═════ Supplied text ═════

Again, thanks to the debug output it is easy to understand the workflow of the converter:

testdb=> select fluca1978.to_roman( 1978 );
DEBUG:  The value 1978 is greater than 1000 so appending a M
DEBUG:  The value 978 is greater than 900 so appending a CM
DEBUG:  The value 78 is greater than 50 so appending a L
DEBUG:  The value 28 is greater than 10 so appending a X
DEBUG:  The value 18 is greater than 10 so appending a X
DEBUG:  The value 8 is greater than 5 so appending a V
DEBUG:  The value 3 is greater than 1 so appending a I
DEBUG:  The value 2 is greater than 1 so appending a I
DEBUG:  The value 1 is greater than 1 so appending a I
DEBUG:  Computed value is MCMLXXVIII
  to_roman
------------
 MCMLXXVIII

Caching Results

It is, clearly, very simple to define a materialized view or a cache table to handle all values for a faster lookup. As an example, imagine to create a table that serves as a cache:

CREATE TABLE IF NOT EXISTS fluca1978.roman_cache_table( n int, r text );
TRUNCATE TABLE fluca1978.roman_cache_table;

INSERT INTO fluca1978.roman_cache_table( n, r )

═════

**Stated problem:** List each distinct Roman numeral symbol or pair that the debug output in the Roman numeral converter text reports appending, naming each only once. Answer using only the Roman numeral converter text.

═════ Given records ═════

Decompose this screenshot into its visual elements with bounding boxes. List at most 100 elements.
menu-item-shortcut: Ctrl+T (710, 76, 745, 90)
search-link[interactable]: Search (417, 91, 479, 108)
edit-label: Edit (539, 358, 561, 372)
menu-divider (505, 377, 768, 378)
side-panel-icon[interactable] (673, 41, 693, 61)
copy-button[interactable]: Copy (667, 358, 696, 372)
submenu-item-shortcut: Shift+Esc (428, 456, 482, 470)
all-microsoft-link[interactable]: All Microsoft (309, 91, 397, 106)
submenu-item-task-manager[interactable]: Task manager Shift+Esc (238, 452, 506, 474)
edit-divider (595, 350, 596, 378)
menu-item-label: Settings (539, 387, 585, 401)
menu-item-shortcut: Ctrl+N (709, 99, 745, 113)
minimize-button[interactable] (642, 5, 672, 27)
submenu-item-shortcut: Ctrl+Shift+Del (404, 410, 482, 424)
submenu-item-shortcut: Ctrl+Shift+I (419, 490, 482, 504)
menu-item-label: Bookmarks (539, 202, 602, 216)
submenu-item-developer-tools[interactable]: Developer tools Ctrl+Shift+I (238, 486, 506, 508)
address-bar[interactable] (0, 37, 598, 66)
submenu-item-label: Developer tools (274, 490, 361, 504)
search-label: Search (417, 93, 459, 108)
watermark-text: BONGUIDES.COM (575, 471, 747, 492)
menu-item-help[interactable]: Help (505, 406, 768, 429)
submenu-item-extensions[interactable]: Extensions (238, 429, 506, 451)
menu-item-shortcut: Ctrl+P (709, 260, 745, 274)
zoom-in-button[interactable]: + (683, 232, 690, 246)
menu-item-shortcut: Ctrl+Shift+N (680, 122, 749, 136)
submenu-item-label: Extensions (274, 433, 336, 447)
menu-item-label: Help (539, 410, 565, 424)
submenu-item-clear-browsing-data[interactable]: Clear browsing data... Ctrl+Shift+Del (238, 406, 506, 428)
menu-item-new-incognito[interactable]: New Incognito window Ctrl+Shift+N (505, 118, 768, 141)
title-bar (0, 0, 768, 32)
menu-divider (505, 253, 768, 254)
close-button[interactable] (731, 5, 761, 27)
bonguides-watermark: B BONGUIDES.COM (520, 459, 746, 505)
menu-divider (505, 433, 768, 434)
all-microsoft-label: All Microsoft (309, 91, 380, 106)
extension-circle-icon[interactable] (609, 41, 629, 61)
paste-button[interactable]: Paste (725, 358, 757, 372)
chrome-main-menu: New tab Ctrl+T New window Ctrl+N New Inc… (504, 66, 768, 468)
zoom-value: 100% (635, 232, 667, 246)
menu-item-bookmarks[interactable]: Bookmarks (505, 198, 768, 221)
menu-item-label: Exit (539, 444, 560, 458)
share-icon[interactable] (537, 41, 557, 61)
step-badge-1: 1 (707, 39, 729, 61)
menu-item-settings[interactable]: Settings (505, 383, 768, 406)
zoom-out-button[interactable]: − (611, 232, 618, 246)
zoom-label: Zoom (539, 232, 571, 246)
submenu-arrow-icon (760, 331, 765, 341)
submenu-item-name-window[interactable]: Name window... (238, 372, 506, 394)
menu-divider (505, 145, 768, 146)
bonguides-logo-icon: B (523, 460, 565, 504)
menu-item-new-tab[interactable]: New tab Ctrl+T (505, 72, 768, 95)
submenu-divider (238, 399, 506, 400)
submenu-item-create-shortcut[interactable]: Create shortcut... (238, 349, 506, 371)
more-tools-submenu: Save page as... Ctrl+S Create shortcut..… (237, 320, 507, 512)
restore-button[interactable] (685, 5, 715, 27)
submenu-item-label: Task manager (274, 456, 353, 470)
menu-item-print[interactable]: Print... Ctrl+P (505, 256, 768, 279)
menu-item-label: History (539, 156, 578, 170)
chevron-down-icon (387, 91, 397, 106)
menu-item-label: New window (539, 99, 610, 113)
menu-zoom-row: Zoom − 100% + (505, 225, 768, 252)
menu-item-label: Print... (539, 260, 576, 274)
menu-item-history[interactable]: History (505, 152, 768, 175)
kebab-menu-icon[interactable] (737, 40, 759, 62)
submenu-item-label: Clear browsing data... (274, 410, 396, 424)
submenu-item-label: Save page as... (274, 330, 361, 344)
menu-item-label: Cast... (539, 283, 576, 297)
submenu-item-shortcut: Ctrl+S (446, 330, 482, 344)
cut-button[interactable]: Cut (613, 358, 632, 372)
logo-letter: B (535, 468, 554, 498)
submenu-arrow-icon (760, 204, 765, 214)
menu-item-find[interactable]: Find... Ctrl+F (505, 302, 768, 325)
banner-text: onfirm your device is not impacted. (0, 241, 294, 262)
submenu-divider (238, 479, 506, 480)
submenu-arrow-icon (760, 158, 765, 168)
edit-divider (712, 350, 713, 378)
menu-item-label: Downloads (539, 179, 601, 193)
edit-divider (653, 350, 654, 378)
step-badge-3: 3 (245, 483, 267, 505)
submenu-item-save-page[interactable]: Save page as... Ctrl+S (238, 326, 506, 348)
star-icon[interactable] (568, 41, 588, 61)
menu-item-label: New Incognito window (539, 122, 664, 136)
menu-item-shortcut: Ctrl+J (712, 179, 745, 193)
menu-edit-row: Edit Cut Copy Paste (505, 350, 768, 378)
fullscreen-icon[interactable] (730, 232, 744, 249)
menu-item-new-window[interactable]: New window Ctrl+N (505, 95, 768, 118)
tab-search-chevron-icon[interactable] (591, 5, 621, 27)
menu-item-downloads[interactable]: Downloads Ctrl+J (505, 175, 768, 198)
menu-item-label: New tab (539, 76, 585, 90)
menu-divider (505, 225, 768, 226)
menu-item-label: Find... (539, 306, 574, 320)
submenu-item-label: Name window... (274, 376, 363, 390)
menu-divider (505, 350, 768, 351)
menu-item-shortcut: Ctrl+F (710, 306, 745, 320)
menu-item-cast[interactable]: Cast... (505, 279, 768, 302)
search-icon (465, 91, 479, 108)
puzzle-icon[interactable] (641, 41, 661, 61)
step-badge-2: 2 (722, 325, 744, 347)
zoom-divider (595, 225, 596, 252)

═════

**Response:** M, CM, L, X, V, I